[Spatial layout entries]
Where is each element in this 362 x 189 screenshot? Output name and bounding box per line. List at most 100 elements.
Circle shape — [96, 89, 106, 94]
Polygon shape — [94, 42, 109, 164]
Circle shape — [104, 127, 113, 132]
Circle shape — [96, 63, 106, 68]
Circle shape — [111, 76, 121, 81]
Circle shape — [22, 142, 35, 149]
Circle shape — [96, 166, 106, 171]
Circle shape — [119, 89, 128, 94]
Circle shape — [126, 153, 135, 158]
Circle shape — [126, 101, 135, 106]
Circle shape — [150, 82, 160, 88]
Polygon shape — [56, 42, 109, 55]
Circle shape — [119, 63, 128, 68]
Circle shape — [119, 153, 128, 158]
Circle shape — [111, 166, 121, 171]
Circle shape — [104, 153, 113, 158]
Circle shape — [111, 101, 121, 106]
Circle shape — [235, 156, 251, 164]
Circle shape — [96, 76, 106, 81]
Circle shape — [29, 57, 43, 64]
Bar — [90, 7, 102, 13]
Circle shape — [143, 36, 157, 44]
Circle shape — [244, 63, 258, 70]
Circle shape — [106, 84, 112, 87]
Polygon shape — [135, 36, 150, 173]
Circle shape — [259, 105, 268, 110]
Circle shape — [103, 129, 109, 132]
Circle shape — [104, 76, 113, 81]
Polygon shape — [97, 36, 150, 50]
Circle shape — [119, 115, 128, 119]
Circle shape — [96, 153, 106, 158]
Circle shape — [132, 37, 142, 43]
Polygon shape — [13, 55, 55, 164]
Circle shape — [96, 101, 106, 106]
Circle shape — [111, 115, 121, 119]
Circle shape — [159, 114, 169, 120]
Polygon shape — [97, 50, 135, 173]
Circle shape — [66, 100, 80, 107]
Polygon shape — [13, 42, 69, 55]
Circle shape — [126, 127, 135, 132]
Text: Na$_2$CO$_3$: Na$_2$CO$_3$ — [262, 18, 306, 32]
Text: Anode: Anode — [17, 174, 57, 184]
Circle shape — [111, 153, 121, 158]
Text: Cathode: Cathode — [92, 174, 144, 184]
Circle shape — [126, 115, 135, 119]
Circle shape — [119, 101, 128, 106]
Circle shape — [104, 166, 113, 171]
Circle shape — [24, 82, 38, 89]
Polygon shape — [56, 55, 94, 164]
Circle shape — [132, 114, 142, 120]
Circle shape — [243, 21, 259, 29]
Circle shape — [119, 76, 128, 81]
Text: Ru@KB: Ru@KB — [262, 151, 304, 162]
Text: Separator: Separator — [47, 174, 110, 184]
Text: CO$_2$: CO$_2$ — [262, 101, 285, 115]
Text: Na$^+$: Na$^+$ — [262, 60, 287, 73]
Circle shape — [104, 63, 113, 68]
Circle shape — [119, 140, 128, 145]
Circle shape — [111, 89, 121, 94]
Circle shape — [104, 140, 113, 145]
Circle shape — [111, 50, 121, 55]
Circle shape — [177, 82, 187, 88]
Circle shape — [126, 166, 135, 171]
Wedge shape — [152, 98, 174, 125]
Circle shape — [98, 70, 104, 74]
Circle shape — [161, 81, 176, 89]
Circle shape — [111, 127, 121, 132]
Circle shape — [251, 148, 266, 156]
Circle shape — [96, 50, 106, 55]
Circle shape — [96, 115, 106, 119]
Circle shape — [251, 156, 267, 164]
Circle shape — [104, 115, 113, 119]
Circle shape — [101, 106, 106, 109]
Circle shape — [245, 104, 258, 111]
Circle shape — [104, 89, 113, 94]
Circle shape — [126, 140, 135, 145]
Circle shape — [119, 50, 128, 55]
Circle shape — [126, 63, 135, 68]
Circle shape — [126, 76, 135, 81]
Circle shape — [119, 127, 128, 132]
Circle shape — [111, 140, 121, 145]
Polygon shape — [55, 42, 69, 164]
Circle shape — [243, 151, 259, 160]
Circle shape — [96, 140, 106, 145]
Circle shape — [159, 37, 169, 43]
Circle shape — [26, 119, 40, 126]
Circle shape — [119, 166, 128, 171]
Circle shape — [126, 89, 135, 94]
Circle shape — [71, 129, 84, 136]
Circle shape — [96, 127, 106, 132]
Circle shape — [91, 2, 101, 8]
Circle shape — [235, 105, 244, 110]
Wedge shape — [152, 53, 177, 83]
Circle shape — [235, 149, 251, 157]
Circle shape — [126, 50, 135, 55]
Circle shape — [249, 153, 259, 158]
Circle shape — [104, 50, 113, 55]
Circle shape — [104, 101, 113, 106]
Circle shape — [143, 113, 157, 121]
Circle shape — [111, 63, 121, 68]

WHAT THE TASK REQUIRES
Reproduce every line of the records above without any changes.

SOLUTION TO THE EXERCISE
Where is each element in this 362 x 189 screenshot? Output name and bounding box per line. List at most 100 elements.
Circle shape — [96, 89, 106, 94]
Polygon shape — [94, 42, 109, 164]
Circle shape — [104, 127, 113, 132]
Circle shape — [96, 63, 106, 68]
Circle shape — [111, 76, 121, 81]
Circle shape — [22, 142, 35, 149]
Circle shape — [96, 166, 106, 171]
Circle shape — [119, 89, 128, 94]
Circle shape — [126, 153, 135, 158]
Circle shape — [126, 101, 135, 106]
Circle shape — [150, 82, 160, 88]
Polygon shape — [56, 42, 109, 55]
Circle shape — [119, 63, 128, 68]
Circle shape — [119, 153, 128, 158]
Circle shape — [111, 166, 121, 171]
Circle shape — [104, 153, 113, 158]
Circle shape — [111, 101, 121, 106]
Circle shape — [235, 156, 251, 164]
Circle shape — [96, 76, 106, 81]
Circle shape — [29, 57, 43, 64]
Bar — [90, 7, 102, 13]
Circle shape — [143, 36, 157, 44]
Circle shape — [244, 63, 258, 70]
Circle shape — [106, 84, 112, 87]
Polygon shape — [135, 36, 150, 173]
Circle shape — [259, 105, 268, 110]
Circle shape — [103, 129, 109, 132]
Circle shape — [104, 76, 113, 81]
Polygon shape — [97, 36, 150, 50]
Circle shape — [119, 115, 128, 119]
Circle shape — [96, 153, 106, 158]
Circle shape — [132, 37, 142, 43]
Polygon shape — [13, 55, 55, 164]
Circle shape — [96, 101, 106, 106]
Circle shape — [111, 115, 121, 119]
Circle shape — [159, 114, 169, 120]
Polygon shape — [97, 50, 135, 173]
Circle shape — [66, 100, 80, 107]
Polygon shape — [13, 42, 69, 55]
Circle shape — [126, 127, 135, 132]
Text: Na$_2$CO$_3$: Na$_2$CO$_3$ — [262, 18, 306, 32]
Text: Anode: Anode — [17, 174, 57, 184]
Circle shape — [111, 153, 121, 158]
Text: Cathode: Cathode — [92, 174, 144, 184]
Circle shape — [126, 115, 135, 119]
Circle shape — [119, 101, 128, 106]
Circle shape — [104, 166, 113, 171]
Circle shape — [24, 82, 38, 89]
Polygon shape — [56, 55, 94, 164]
Circle shape — [132, 114, 142, 120]
Circle shape — [243, 21, 259, 29]
Circle shape — [119, 76, 128, 81]
Text: Ru@KB: Ru@KB — [262, 151, 304, 162]
Text: Separator: Separator — [47, 174, 110, 184]
Text: CO$_2$: CO$_2$ — [262, 101, 285, 115]
Text: Na$^+$: Na$^+$ — [262, 60, 287, 73]
Circle shape — [104, 63, 113, 68]
Circle shape — [119, 140, 128, 145]
Circle shape — [111, 89, 121, 94]
Circle shape — [104, 140, 113, 145]
Circle shape — [111, 50, 121, 55]
Circle shape — [177, 82, 187, 88]
Circle shape — [126, 166, 135, 171]
Wedge shape — [152, 98, 174, 125]
Circle shape — [98, 70, 104, 74]
Circle shape — [161, 81, 176, 89]
Circle shape — [111, 127, 121, 132]
Circle shape — [251, 148, 266, 156]
Circle shape — [96, 50, 106, 55]
Circle shape — [96, 115, 106, 119]
Circle shape — [251, 156, 267, 164]
Circle shape — [104, 115, 113, 119]
Circle shape — [101, 106, 106, 109]
Circle shape — [245, 104, 258, 111]
Circle shape — [104, 89, 113, 94]
Circle shape — [126, 140, 135, 145]
Circle shape — [119, 50, 128, 55]
Circle shape — [126, 63, 135, 68]
Circle shape — [126, 76, 135, 81]
Circle shape — [119, 127, 128, 132]
Circle shape — [111, 140, 121, 145]
Polygon shape — [55, 42, 69, 164]
Circle shape — [243, 151, 259, 160]
Circle shape — [96, 140, 106, 145]
Circle shape — [159, 37, 169, 43]
Circle shape — [26, 119, 40, 126]
Circle shape — [119, 166, 128, 171]
Circle shape — [126, 89, 135, 94]
Circle shape — [71, 129, 84, 136]
Circle shape — [96, 127, 106, 132]
Circle shape — [91, 2, 101, 8]
Circle shape — [235, 105, 244, 110]
Wedge shape — [152, 53, 177, 83]
Circle shape — [235, 149, 251, 157]
Circle shape — [126, 50, 135, 55]
Circle shape — [249, 153, 259, 158]
Circle shape — [104, 50, 113, 55]
Circle shape — [104, 101, 113, 106]
Circle shape — [143, 113, 157, 121]
Circle shape — [111, 63, 121, 68]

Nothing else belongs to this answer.